**DATA PROVIDED**

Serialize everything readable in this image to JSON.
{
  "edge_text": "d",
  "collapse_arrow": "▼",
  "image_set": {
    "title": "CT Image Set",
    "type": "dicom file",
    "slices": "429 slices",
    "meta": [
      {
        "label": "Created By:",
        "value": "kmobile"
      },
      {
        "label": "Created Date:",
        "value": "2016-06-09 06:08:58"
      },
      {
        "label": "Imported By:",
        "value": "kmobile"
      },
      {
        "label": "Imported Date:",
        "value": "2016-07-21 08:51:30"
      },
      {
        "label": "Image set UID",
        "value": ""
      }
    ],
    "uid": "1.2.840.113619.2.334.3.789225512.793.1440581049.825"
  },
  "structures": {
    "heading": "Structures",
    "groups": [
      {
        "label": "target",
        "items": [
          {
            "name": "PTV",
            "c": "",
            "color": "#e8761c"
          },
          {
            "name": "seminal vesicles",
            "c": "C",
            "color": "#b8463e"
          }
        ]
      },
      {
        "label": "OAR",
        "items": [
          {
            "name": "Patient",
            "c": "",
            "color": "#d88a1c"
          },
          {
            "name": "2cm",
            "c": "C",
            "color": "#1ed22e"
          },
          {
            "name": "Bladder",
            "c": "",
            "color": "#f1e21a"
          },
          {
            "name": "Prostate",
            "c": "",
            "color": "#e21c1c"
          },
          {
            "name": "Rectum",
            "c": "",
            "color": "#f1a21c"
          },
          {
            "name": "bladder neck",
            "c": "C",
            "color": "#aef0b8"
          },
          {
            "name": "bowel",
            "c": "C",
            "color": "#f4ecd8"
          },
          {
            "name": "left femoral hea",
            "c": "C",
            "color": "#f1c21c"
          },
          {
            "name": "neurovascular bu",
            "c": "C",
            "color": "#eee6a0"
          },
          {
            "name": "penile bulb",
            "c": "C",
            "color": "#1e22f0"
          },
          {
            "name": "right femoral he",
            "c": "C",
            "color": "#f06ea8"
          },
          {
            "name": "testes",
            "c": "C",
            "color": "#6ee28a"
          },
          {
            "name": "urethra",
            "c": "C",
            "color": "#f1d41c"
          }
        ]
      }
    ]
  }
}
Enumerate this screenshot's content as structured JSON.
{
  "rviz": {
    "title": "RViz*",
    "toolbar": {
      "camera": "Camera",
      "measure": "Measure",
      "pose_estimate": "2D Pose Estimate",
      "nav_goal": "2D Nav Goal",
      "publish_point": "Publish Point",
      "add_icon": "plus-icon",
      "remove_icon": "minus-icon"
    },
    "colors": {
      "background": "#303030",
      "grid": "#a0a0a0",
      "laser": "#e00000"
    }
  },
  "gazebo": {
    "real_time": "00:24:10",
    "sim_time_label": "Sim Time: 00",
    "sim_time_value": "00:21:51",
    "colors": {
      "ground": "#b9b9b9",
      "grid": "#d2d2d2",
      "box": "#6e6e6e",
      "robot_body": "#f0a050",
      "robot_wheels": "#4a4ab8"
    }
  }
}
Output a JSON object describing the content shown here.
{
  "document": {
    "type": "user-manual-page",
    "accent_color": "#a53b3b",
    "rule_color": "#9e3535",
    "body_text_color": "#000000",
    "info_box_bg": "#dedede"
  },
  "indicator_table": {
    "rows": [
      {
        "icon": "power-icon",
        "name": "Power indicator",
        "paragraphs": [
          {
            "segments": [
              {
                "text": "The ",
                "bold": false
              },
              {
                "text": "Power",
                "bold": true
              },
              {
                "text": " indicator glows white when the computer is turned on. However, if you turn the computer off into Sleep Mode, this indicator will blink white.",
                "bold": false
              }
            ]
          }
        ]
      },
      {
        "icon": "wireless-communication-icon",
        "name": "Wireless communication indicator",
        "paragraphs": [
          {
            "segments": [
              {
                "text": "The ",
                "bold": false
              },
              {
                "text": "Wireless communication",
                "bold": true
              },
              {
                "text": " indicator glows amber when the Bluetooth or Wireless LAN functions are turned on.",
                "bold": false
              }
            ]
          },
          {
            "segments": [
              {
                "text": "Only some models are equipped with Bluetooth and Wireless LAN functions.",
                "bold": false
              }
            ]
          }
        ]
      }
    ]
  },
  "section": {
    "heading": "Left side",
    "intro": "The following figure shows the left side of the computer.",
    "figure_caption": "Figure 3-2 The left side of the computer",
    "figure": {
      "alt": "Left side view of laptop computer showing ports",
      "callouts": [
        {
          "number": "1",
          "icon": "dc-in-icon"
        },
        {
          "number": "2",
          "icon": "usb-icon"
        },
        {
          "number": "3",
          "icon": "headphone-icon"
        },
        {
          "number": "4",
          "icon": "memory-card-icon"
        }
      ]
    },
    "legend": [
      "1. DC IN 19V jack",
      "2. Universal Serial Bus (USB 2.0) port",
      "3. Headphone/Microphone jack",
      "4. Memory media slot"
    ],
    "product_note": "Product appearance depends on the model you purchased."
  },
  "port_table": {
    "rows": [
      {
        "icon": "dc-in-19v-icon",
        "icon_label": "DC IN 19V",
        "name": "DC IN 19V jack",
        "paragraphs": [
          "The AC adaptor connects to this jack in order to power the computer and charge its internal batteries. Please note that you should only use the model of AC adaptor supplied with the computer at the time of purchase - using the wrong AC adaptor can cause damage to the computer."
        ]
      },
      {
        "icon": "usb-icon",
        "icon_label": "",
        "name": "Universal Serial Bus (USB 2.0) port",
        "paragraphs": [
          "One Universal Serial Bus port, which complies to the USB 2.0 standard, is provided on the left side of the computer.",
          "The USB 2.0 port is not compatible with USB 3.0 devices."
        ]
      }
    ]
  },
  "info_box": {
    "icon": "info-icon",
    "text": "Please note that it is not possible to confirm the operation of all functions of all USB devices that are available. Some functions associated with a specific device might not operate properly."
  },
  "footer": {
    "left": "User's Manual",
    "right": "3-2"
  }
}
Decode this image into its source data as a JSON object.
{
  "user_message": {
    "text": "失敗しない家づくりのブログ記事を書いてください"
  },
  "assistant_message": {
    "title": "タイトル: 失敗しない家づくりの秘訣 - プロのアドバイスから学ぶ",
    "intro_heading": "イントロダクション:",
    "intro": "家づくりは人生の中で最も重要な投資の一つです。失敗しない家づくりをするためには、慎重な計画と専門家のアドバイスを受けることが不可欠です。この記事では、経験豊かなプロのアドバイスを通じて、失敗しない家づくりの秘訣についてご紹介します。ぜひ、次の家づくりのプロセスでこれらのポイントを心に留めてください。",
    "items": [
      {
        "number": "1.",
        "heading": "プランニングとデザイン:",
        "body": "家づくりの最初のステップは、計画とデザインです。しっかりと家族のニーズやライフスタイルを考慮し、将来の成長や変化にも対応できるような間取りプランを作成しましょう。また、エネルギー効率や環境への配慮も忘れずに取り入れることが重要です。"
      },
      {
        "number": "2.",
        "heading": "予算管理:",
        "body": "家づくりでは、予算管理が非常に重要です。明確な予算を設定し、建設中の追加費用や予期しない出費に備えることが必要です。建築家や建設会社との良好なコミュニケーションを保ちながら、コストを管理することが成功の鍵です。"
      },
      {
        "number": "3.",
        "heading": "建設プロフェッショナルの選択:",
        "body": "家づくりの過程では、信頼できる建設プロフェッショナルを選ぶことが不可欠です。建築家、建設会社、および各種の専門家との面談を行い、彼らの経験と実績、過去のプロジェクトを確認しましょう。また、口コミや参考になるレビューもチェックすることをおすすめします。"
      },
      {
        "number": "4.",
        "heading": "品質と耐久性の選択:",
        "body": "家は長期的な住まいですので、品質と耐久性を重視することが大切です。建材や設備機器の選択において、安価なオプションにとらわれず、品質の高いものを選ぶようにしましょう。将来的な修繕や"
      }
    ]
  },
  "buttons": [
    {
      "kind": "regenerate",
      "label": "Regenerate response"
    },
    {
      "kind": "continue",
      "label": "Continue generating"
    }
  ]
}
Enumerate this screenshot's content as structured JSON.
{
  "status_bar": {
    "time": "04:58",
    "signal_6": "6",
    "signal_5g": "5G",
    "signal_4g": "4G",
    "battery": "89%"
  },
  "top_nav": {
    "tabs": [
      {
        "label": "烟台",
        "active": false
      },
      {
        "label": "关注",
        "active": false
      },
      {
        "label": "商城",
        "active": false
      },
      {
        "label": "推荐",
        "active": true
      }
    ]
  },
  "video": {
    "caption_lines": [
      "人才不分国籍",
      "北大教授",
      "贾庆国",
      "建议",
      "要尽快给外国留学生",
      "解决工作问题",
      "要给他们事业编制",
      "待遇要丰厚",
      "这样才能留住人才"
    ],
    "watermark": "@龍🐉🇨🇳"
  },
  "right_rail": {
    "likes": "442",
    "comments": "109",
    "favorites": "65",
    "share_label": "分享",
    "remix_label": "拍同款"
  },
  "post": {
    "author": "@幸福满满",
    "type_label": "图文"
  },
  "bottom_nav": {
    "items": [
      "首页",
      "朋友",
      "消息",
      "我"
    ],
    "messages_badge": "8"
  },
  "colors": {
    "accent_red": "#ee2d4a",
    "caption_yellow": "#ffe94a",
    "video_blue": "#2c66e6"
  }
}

**WHAT THE TASK ASKS**
Select and copy each line from the data that includes the word "femoral".

**FULL OUTPUT**
            "name": "left femoral hea",
            "name": "right femoral he",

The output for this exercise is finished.